--- START OF Material supplied ---

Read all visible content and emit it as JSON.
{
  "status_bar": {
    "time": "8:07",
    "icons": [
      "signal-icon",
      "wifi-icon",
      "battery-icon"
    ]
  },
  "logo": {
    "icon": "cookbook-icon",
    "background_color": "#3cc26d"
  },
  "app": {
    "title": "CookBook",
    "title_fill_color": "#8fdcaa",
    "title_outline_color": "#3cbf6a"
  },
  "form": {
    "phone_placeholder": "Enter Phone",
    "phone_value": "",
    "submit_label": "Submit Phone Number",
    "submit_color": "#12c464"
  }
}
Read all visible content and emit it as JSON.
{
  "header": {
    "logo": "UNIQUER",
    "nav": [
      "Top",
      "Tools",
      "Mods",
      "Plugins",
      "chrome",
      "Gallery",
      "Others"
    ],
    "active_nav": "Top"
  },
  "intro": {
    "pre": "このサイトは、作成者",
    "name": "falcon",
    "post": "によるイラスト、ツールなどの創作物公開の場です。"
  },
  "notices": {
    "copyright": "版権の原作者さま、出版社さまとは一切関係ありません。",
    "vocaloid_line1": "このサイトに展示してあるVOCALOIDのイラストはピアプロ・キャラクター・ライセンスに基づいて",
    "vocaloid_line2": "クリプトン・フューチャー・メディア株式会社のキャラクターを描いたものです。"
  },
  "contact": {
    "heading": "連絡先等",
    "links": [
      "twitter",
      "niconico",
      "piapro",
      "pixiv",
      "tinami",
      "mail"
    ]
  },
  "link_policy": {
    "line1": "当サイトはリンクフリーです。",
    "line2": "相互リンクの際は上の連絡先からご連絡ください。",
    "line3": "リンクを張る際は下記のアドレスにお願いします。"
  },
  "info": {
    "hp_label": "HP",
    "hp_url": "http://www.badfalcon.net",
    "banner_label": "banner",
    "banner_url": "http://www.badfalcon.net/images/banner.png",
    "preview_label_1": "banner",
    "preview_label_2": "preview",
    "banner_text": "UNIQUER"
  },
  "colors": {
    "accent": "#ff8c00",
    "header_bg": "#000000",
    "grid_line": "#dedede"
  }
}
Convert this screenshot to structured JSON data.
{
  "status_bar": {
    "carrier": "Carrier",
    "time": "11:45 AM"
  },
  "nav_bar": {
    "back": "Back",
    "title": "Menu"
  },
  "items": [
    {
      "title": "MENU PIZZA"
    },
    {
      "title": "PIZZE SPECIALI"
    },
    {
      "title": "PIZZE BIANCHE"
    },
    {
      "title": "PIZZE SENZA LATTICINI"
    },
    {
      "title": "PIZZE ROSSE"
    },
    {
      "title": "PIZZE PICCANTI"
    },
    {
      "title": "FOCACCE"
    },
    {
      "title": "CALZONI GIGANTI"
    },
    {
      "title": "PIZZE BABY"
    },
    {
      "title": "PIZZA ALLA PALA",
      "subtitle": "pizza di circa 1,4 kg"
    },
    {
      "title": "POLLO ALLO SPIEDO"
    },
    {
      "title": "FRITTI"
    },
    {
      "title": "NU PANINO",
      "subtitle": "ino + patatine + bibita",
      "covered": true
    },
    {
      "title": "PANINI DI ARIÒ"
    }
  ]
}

--- END OF Material supplied ---

Output the whole listing above again, word for word.

Task output =>
Read all visible content and emit it as JSON.
{
  "status_bar": {
    "time": "8:07",
    "icons": [
      "signal-icon",
      "wifi-icon",
      "battery-icon"
    ]
  },
  "logo": {
    "icon": "cookbook-icon",
    "background_color": "#3cc26d"
  },
  "app": {
    "title": "CookBook",
    "title_fill_color": "#8fdcaa",
    "title_outline_color": "#3cbf6a"
  },
  "form": {
    "phone_placeholder": "Enter Phone",
    "phone_value": "",
    "submit_label": "Submit Phone Number",
    "submit_color": "#12c464"
  }
}
Read all visible content and emit it as JSON.
{
  "header": {
    "logo": "UNIQUER",
    "nav": [
      "Top",
      "Tools",
      "Mods",
      "Plugins",
      "chrome",
      "Gallery",
      "Others"
    ],
    "active_nav": "Top"
  },
  "intro": {
    "pre": "このサイトは、作成者",
    "name": "falcon",
    "post": "によるイラスト、ツールなどの創作物公開の場です。"
  },
  "notices": {
    "copyright": "版権の原作者さま、出版社さまとは一切関係ありません。",
    "vocaloid_line1": "このサイトに展示してあるVOCALOIDのイラストはピアプロ・キャラクター・ライセンスに基づいて",
    "vocaloid_line2": "クリプトン・フューチャー・メディア株式会社のキャラクターを描いたものです。"
  },
  "contact": {
    "heading": "連絡先等",
    "links": [
      "twitter",
      "niconico",
      "piapro",
      "pixiv",
      "tinami",
      "mail"
    ]
  },
  "link_policy": {
    "line1": "当サイトはリンクフリーです。",
    "line2": "相互リンクの際は上の連絡先からご連絡ください。",
    "line3": "リンクを張る際は下記のアドレスにお願いします。"
  },
  "info": {
    "hp_label": "HP",
    "hp_url": "http://www.badfalcon.net",
    "banner_label": "banner",
    "banner_url": "http://www.badfalcon.net/images/banner.png",
    "preview_label_1": "banner",
    "preview_label_2": "preview",
    "banner_text": "UNIQUER"
  },
  "colors": {
    "accent": "#ff8c00",
    "header_bg": "#000000",
    "grid_line": "#dedede"
  }
}
Convert this screenshot to structured JSON data.
{
  "status_bar": {
    "carrier": "Carrier",
    "time": "11:45 AM"
  },
  "nav_bar": {
    "back": "Back",
    "title": "Menu"
  },
  "items": [
    {
      "title": "MENU PIZZA"
    },
    {
      "title": "PIZZE SPECIALI"
    },
    {
      "title": "PIZZE BIANCHE"
    },
    {
      "title": "PIZZE SENZA LATTICINI"
    },
    {
      "title": "PIZZE ROSSE"
    },
    {
      "title": "PIZZE PICCANTI"
    },
    {
      "title": "FOCACCE"
    },
    {
      "title": "CALZONI GIGANTI"
    },
    {
      "title": "PIZZE BABY"
    },
    {
      "title": "PIZZA ALLA PALA",
      "subtitle": "pizza di circa 1,4 kg"
    },
    {
      "title": "POLLO ALLO SPIEDO"
    },
    {
      "title": "FRITTI"
    },
    {
      "title": "NU PANINO",
      "subtitle": "ino + patatine + bibita",
      "covered": true
    },
    {
      "title": "PANINI DI ARIÒ"
    }
  ]
}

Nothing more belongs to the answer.